◆ **DIRECTIONS**
Repeat the entire listing exactly.

◆ ◆ ◆

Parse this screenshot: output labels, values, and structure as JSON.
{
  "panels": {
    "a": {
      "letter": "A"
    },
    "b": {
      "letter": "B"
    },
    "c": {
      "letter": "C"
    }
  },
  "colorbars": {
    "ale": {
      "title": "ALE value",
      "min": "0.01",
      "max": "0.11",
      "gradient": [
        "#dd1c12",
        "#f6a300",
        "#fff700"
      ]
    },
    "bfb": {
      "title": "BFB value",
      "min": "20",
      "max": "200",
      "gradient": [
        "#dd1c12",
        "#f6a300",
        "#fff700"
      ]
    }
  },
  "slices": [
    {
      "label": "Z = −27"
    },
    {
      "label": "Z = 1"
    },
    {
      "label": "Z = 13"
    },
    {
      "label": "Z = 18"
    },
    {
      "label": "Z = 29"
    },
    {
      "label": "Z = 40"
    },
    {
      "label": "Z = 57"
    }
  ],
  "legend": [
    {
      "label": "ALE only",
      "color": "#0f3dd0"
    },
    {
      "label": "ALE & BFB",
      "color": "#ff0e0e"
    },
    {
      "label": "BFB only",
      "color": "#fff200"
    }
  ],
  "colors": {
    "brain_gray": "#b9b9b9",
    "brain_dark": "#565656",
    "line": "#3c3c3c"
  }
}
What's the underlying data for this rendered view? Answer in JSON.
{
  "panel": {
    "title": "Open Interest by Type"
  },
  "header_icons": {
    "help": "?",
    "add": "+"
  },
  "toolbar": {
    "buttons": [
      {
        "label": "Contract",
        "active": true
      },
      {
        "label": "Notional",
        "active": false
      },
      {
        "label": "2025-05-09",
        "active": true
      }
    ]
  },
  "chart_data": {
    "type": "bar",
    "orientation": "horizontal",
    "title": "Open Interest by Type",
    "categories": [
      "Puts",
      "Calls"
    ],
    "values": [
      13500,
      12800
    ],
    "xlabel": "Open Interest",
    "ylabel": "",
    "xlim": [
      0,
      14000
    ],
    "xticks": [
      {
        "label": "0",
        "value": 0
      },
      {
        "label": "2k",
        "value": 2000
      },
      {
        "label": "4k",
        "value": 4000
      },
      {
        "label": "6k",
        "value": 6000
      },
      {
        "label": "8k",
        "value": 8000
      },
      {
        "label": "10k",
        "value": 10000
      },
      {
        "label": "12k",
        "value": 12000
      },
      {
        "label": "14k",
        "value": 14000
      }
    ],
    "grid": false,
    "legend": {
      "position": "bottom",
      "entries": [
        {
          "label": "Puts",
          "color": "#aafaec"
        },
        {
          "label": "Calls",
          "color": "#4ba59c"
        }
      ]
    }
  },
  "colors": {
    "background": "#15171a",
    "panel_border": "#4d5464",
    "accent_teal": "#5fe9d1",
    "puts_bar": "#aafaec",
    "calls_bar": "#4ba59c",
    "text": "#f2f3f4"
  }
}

◆ ◆ ◆

◆ **FULL OUTPUT**
Parse this screenshot: output labels, values, and structure as JSON.
{
  "panels": {
    "a": {
      "letter": "A"
    },
    "b": {
      "letter": "B"
    },
    "c": {
      "letter": "C"
    }
  },
  "colorbars": {
    "ale": {
      "title": "ALE value",
      "min": "0.01",
      "max": "0.11",
      "gradient": [
        "#dd1c12",
        "#f6a300",
        "#fff700"
      ]
    },
    "bfb": {
      "title": "BFB value",
      "min": "20",
      "max": "200",
      "gradient": [
        "#dd1c12",
        "#f6a300",
        "#fff700"
      ]
    }
  },
  "slices": [
    {
      "label": "Z = −27"
    },
    {
      "label": "Z = 1"
    },
    {
      "label": "Z = 13"
    },
    {
      "label": "Z = 18"
    },
    {
      "label": "Z = 29"
    },
    {
      "label": "Z = 40"
    },
    {
      "label": "Z = 57"
    }
  ],
  "legend": [
    {
      "label": "ALE only",
      "color": "#0f3dd0"
    },
    {
      "label": "ALE & BFB",
      "color": "#ff0e0e"
    },
    {
      "label": "BFB only",
      "color": "#fff200"
    }
  ],
  "colors": {
    "brain_gray": "#b9b9b9",
    "brain_dark": "#565656",
    "line": "#3c3c3c"
  }
}
What's the underlying data for this rendered view? Answer in JSON.
{
  "panel": {
    "title": "Open Interest by Type"
  },
  "header_icons": {
    "help": "?",
    "add": "+"
  },
  "toolbar": {
    "buttons": [
      {
        "label": "Contract",
        "active": true
      },
      {
        "label": "Notional",
        "active": false
      },
      {
        "label": "2025-05-09",
        "active": true
      }
    ]
  },
  "chart_data": {
    "type": "bar",
    "orientation": "horizontal",
    "title": "Open Interest by Type",
    "categories": [
      "Puts",
      "Calls"
    ],
    "values": [
      13500,
      12800
    ],
    "xlabel": "Open Interest",
    "ylabel": "",
    "xlim": [
      0,
      14000
    ],
    "xticks": [
      {
        "label": "0",
        "value": 0
      },
      {
        "label": "2k",
        "value": 2000
      },
      {
        "label": "4k",
        "value": 4000
      },
      {
        "label": "6k",
        "value": 6000
      },
      {
        "label": "8k",
        "value": 8000
      },
      {
        "label": "10k",
        "value": 10000
      },
      {
        "label": "12k",
        "value": 12000
      },
      {
        "label": "14k",
        "value": 14000
      }
    ],
    "grid": false,
    "legend": {
      "position": "bottom",
      "entries": [
        {
          "label": "Puts",
          "color": "#aafaec"
        },
        {
          "label": "Calls",
          "color": "#4ba59c"
        }
      ]
    }
  },
  "colors": {
    "background": "#15171a",
    "panel_border": "#4d5464",
    "accent_teal": "#5fe9d1",
    "puts_bar": "#aafaec",
    "calls_bar": "#4ba59c",
    "text": "#f2f3f4"
  }
}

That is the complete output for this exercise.